Figure data in JSON:

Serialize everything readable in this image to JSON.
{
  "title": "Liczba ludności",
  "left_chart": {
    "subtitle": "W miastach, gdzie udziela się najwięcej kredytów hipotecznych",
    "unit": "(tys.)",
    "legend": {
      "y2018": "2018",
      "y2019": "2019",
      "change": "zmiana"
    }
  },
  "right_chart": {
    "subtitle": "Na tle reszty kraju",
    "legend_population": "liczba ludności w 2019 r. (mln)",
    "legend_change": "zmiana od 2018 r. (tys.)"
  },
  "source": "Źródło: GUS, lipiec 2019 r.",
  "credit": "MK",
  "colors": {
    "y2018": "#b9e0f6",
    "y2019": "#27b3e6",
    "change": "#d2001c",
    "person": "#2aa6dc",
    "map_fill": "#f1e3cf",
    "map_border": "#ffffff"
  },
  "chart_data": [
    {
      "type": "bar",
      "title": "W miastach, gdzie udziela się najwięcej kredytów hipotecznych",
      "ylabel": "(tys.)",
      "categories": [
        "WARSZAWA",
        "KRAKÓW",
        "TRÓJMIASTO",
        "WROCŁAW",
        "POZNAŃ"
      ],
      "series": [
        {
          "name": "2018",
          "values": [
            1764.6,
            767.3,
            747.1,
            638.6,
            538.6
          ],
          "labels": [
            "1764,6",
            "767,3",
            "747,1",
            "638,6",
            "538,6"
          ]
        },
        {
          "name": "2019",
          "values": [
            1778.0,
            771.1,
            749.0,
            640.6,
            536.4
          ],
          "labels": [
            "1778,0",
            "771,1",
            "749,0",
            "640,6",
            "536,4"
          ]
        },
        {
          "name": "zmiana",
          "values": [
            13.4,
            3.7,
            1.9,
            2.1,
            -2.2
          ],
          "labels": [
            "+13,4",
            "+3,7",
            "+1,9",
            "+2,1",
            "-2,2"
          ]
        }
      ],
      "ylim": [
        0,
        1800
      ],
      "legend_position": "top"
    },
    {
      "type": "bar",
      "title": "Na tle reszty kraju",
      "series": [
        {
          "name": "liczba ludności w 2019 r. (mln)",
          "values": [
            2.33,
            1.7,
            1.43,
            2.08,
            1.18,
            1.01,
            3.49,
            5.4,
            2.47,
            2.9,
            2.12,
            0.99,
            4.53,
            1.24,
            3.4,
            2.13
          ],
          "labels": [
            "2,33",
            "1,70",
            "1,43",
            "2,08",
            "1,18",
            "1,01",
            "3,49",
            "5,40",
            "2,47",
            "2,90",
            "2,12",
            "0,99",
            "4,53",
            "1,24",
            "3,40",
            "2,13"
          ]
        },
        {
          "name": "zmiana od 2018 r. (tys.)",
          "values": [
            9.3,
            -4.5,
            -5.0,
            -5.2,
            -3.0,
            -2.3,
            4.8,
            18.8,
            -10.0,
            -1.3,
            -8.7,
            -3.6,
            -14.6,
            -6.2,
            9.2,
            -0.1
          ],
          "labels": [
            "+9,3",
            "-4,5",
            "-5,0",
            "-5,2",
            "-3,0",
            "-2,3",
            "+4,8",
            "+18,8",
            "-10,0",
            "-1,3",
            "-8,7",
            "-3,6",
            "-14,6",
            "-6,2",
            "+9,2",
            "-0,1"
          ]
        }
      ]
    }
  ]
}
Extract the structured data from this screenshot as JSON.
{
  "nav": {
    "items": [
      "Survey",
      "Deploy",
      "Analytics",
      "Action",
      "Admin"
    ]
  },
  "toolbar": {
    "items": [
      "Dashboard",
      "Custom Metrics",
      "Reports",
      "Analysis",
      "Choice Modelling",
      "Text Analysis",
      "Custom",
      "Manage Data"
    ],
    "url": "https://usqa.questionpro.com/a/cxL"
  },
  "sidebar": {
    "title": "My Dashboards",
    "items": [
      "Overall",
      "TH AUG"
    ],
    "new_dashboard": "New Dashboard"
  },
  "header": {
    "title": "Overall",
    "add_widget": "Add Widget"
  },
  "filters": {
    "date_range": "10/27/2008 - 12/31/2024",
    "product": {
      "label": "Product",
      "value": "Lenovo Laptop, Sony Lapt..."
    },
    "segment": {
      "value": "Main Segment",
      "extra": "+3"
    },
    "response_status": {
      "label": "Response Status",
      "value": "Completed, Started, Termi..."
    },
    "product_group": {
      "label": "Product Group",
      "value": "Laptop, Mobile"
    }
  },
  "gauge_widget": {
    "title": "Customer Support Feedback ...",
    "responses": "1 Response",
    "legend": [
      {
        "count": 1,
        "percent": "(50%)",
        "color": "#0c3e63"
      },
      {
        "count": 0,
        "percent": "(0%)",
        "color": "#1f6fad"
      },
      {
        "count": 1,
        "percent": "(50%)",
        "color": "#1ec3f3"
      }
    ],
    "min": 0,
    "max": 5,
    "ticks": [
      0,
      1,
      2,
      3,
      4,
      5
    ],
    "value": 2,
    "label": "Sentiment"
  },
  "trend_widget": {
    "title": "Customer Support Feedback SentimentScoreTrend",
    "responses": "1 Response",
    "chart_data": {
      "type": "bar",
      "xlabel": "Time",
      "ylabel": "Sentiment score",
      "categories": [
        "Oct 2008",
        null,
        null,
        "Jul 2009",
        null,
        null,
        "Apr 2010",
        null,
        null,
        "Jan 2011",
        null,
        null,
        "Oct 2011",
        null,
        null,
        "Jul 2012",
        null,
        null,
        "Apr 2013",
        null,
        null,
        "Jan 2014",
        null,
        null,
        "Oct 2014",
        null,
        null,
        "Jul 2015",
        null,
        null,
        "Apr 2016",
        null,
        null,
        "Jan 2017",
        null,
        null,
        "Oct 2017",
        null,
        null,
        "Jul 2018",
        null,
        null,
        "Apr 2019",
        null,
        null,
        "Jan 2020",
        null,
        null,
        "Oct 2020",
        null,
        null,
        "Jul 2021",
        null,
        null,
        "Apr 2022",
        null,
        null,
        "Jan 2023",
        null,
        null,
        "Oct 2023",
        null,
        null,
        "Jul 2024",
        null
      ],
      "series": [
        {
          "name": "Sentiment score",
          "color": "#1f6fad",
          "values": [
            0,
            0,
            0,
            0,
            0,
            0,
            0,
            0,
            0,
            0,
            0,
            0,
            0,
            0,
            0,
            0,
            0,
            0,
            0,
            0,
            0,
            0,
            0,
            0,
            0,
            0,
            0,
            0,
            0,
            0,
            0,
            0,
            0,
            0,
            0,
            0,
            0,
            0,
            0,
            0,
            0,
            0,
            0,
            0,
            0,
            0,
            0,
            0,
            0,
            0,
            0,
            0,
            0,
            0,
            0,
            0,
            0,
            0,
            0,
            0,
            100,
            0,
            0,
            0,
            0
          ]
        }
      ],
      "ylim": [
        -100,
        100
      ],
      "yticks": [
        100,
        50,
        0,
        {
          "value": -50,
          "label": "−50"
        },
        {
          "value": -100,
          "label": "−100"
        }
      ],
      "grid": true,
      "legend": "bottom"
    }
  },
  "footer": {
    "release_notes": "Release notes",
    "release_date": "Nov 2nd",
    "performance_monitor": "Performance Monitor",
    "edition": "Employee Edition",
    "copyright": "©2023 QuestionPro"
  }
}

--- SHORT EXERCISE ---
Copy each line of the data above that holds "Customer".

--- TASK ANSWER ---
    "title": "Customer Support Feedback ...",
    "title": "Customer Support Feedback SentimentScoreTrend",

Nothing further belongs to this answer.